**Request:**
Every record below should be printed exactly as it appears.

**Data for processing:**
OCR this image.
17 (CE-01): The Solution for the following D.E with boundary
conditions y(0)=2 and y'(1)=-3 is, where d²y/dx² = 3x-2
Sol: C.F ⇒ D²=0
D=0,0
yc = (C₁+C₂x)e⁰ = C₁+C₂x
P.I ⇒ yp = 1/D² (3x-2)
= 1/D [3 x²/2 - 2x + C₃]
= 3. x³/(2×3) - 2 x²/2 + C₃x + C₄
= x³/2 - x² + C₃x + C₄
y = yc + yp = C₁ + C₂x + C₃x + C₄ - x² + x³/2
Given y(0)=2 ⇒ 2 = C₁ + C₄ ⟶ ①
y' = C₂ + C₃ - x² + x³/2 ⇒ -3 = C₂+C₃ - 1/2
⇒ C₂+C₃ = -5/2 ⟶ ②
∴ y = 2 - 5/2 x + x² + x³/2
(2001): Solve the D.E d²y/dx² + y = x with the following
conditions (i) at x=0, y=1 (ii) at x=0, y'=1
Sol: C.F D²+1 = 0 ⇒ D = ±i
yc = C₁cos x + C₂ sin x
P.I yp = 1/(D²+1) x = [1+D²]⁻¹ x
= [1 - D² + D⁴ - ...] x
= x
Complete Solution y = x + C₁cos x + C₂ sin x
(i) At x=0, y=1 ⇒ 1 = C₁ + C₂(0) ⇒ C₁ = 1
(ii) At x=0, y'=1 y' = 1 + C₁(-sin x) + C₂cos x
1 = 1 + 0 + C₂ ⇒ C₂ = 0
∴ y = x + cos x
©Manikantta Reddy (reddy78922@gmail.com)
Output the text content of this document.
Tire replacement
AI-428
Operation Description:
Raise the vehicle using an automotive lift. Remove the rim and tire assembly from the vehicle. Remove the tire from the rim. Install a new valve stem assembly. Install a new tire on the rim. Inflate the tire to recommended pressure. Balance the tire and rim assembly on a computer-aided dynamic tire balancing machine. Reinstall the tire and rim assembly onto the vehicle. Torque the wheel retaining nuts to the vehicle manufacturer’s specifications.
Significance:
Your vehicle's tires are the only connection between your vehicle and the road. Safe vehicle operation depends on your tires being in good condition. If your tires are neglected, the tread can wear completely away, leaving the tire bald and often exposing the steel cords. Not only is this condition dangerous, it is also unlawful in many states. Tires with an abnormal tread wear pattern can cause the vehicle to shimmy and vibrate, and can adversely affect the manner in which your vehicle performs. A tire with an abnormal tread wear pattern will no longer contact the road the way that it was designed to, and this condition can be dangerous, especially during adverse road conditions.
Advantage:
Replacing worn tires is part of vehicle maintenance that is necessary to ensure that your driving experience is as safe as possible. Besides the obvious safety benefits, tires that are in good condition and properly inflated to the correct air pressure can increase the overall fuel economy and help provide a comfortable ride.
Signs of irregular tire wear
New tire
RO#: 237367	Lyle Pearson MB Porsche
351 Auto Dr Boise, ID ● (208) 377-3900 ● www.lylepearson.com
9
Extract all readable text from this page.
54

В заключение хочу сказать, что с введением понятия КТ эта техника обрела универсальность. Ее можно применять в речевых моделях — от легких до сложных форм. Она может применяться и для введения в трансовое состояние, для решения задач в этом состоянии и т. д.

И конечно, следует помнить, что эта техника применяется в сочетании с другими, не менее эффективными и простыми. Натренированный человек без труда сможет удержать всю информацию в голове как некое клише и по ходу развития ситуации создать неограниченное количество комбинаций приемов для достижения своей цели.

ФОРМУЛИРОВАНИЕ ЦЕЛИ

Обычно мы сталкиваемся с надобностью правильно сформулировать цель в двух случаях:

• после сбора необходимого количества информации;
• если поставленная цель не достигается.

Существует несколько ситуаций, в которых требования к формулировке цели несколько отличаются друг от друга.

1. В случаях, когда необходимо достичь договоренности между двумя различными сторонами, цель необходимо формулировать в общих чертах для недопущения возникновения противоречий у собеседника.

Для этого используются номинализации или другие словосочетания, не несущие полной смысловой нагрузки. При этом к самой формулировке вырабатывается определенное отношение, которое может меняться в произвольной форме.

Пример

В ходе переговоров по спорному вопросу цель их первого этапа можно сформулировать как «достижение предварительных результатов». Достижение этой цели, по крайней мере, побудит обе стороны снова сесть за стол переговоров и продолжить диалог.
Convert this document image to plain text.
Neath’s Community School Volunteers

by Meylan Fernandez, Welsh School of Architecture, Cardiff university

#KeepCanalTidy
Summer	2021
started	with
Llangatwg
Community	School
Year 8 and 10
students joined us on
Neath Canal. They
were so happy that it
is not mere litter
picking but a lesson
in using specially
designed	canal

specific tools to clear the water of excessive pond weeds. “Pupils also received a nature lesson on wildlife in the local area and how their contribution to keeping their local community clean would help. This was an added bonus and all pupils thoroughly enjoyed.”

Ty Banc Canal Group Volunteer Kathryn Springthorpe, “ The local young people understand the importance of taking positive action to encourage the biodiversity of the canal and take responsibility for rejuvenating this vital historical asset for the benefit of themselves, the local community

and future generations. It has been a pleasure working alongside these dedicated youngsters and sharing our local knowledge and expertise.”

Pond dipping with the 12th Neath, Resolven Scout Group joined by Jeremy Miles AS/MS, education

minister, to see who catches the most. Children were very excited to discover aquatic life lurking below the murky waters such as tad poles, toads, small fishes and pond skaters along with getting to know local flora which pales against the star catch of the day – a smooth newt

**Finished task:**
OCR this image.
17 (CE-01): The Solution for the following D.E with boundary
conditions y(0)=2 and y'(1)=-3 is, where d²y/dx² = 3x-2
Sol: C.F ⇒ D²=0
D=0,0
yc = (C₁+C₂x)e⁰ = C₁+C₂x
P.I ⇒ yp = 1/D² (3x-2)
= 1/D [3 x²/2 - 2x + C₃]
= 3. x³/(2×3) - 2 x²/2 + C₃x + C₄
= x³/2 - x² + C₃x + C₄
y = yc + yp = C₁ + C₂x + C₃x + C₄ - x² + x³/2
Given y(0)=2 ⇒ 2 = C₁ + C₄ ⟶ ①
y' = C₂ + C₃ - x² + x³/2 ⇒ -3 = C₂+C₃ - 1/2
⇒ C₂+C₃ = -5/2 ⟶ ②
∴ y = 2 - 5/2 x + x² + x³/2
(2001): Solve the D.E d²y/dx² + y = x with the following
conditions (i) at x=0, y=1 (ii) at x=0, y'=1
Sol: C.F D²+1 = 0 ⇒ D = ±i
yc = C₁cos x + C₂ sin x
P.I yp = 1/(D²+1) x = [1+D²]⁻¹ x
= [1 - D² + D⁴ - ...] x
= x
Complete Solution y = x + C₁cos x + C₂ sin x
(i) At x=0, y=1 ⇒ 1 = C₁ + C₂(0) ⇒ C₁ = 1
(ii) At x=0, y'=1 y' = 1 + C₁(-sin x) + C₂cos x
1 = 1 + 0 + C₂ ⇒ C₂ = 0
∴ y = x + cos x
©Manikantta Reddy (reddy78922@gmail.com)
Output the text content of this document.
Tire replacement
AI-428
Operation Description:
Raise the vehicle using an automotive lift. Remove the rim and tire assembly from the vehicle. Remove the tire from the rim. Install a new valve stem assembly. Install a new tire on the rim. Inflate the tire to recommended pressure. Balance the tire and rim assembly on a computer-aided dynamic tire balancing machine. Reinstall the tire and rim assembly onto the vehicle. Torque the wheel retaining nuts to the vehicle manufacturer’s specifications.
Significance:
Your vehicle's tires are the only connection between your vehicle and the road. Safe vehicle operation depends on your tires being in good condition. If your tires are neglected, the tread can wear completely away, leaving the tire bald and often exposing the steel cords. Not only is this condition dangerous, it is also unlawful in many states. Tires with an abnormal tread wear pattern can cause the vehicle to shimmy and vibrate, and can adversely affect the manner in which your vehicle performs. A tire with an abnormal tread wear pattern will no longer contact the road the way that it was designed to, and this condition can be dangerous, especially during adverse road conditions.
Advantage:
Replacing worn tires is part of vehicle maintenance that is necessary to ensure that your driving experience is as safe as possible. Besides the obvious safety benefits, tires that are in good condition and properly inflated to the correct air pressure can increase the overall fuel economy and help provide a comfortable ride.
Signs of irregular tire wear
New tire
RO#: 237367	Lyle Pearson MB Porsche
351 Auto Dr Boise, ID ● (208) 377-3900 ● www.lylepearson.com
9
Extract all readable text from this page.
54

В заключение хочу сказать, что с введением понятия КТ эта техника обрела универсальность. Ее можно применять в речевых моделях — от легких до сложных форм. Она может применяться и для введения в трансовое состояние, для решения задач в этом состоянии и т. д.

И конечно, следует помнить, что эта техника применяется в сочетании с другими, не менее эффективными и простыми. Натренированный человек без труда сможет удержать всю информацию в голове как некое клише и по ходу развития ситуации создать неограниченное количество комбинаций приемов для достижения своей цели.

ФОРМУЛИРОВАНИЕ ЦЕЛИ

Обычно мы сталкиваемся с надобностью правильно сформулировать цель в двух случаях:

• после сбора необходимого количества информации;
• если поставленная цель не достигается.

Существует несколько ситуаций, в которых требования к формулировке цели несколько отличаются друг от друга.

1. В случаях, когда необходимо достичь договоренности между двумя различными сторонами, цель необходимо формулировать в общих чертах для недопущения возникновения противоречий у собеседника.

Для этого используются номинализации или другие словосочетания, не несущие полной смысловой нагрузки. При этом к самой формулировке вырабатывается определенное отношение, которое может меняться в произвольной форме.

Пример

В ходе переговоров по спорному вопросу цель их первого этапа можно сформулировать как «достижение предварительных результатов». Достижение этой цели, по крайней мере, побудит обе стороны снова сесть за стол переговоров и продолжить диалог.
Convert this document image to plain text.
Neath’s Community School Volunteers

by Meylan Fernandez, Welsh School of Architecture, Cardiff university

#KeepCanalTidy
Summer	2021
started	with
Llangatwg
Community	School
Year 8 and 10
students joined us on
Neath Canal. They
were so happy that it
is not mere litter
picking but a lesson
in using specially
designed	canal

specific tools to clear the water of excessive pond weeds. “Pupils also received a nature lesson on wildlife in the local area and how their contribution to keeping their local community clean would help. This was an added bonus and all pupils thoroughly enjoyed.”

Ty Banc Canal Group Volunteer Kathryn Springthorpe, “ The local young people understand the importance of taking positive action to encourage the biodiversity of the canal and take responsibility for rejuvenating this vital historical asset for the benefit of themselves, the local community

and future generations. It has been a pleasure working alongside these dedicated youngsters and sharing our local knowledge and expertise.”

Pond dipping with the 12th Neath, Resolven Scout Group joined by Jeremy Miles AS/MS, education

minister, to see who catches the most. Children were very excited to discover aquatic life lurking below the murky waters such as tad poles, toads, small fishes and pond skaters along with getting to know local flora which pales against the star catch of the day – a smooth newt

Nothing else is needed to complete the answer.